課題 A: 函館の縄文遺跡に関する本文のうち、「函館市高齢者大学青柳校の講義」で始まり「続いたこつだと思う」とした。」までの部分を書き写すこと。
課題 B: 本文で固有の名前を挙げて触れられている個々の遺跡をすべて書き出すこと。

本文:
╔══

函館市高齢者大学青柳校の講義として、函館の縄文遺跡をテーマとした講演がこのほど、市公民館で開かれた。市立函館博物館の佐藤智雄学芸員が、函館の発掘成果に津軽海峡を挟んだ「北海道・北東北の縄文遺跡群」の特徴を交え紹介した。
市内ではこれまで326カ所の遺跡を確認し、旧市内が145カ所、縄文遺跡群の構成資産で史跡の大船、垣ノ島両遺跡がある南茅部地区が96カ所など。旧市内では現在より海面が高かった縄文時代には函館山が島で、西桔梗には定住の拠点集落だったサイベ沢遺跡が広がるなど、当時の海岸線に遺跡が点在し、佐藤さんは函館の遺跡の特徴を海との関わりが深いことを指摘。さらに「採れるものを採り、なるべく保存し、(交易で)必要なものを手に入れ、楽しく生活していたのだろう。かなり楽しかったことが1万年以上続いたこつだと思う」とした。

╚══

提供資料:
╔══

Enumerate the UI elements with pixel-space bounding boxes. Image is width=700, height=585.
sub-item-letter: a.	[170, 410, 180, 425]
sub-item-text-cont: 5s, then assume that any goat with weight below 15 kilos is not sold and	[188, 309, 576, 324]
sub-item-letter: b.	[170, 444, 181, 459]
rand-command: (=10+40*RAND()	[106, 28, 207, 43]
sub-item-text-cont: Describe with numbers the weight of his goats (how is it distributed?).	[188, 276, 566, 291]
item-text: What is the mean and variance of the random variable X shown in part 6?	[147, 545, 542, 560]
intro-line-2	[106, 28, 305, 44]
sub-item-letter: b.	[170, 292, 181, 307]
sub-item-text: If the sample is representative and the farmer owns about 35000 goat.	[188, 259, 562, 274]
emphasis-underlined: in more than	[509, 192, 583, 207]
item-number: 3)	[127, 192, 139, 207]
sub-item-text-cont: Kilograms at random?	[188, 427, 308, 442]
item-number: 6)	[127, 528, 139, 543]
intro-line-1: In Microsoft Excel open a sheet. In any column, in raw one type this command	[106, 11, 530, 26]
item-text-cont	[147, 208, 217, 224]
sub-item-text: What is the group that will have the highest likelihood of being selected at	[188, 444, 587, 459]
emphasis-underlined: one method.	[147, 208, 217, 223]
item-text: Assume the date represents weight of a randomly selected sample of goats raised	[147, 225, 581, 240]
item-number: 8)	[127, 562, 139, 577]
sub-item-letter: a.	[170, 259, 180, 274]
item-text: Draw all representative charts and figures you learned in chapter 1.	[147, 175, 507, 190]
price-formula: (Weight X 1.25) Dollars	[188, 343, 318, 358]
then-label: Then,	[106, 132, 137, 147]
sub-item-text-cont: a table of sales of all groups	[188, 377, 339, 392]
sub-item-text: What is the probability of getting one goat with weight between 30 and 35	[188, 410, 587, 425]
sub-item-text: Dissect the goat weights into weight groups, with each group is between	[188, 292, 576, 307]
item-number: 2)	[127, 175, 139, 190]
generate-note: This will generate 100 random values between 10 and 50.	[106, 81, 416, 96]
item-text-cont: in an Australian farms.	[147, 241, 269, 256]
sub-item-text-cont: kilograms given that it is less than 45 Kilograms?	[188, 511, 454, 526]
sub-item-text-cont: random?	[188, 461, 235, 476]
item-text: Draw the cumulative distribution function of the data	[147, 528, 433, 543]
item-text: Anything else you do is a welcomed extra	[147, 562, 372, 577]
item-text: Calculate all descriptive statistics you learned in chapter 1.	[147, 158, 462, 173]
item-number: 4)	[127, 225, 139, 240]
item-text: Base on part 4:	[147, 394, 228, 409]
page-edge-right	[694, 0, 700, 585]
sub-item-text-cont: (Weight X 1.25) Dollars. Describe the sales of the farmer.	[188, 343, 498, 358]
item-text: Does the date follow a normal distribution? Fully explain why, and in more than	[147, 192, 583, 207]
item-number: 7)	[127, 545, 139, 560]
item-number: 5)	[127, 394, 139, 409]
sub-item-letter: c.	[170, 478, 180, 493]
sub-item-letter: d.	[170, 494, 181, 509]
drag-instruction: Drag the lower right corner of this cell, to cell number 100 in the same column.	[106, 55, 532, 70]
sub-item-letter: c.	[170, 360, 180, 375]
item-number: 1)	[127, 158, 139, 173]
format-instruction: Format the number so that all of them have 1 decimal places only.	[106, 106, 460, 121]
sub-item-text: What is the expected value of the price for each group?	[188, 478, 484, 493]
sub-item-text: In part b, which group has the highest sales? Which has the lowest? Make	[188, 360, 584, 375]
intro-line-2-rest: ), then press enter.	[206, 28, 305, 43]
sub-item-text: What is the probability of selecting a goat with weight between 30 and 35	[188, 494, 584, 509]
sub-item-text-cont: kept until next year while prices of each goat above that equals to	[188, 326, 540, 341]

╚══

解答 A:
函館市高齢者大学青柳校の講義として、函館の縄文遺跡をテーマとした講演がこのほど、市公民館で開かれた。市立函館博物館の佐藤智雄学芸員が、函館の発掘成果に津軽海峡を挟んだ「北海道・北東北の縄文遺跡群」の特徴を交え紹介した。
市内ではこれまで326カ所の遺跡を確認し、旧市内が145カ所、縄文遺跡群の構成資産で史跡の大船、垣ノ島両遺跡がある南茅部地区が96カ所など。旧市内では現在より海面が高かった縄文時代には函館山が島で、西桔梗には定住の拠点集落だったサイベ沢遺跡が広がるなど、当時の海岸線に遺跡が点在し、佐藤さんは函館の遺跡の特徴を海との関わりが深いことを指摘。さらに「採れるものを採り、なるべく保存し、(交易で)必要なものを手に入れ、楽しく生活していたのだろう。かなり楽しかったことが1万年以上続いたこつだと思う」とした。

解答 B:
大船遺跡
垣ノ島遺跡
サイベ沢遺跡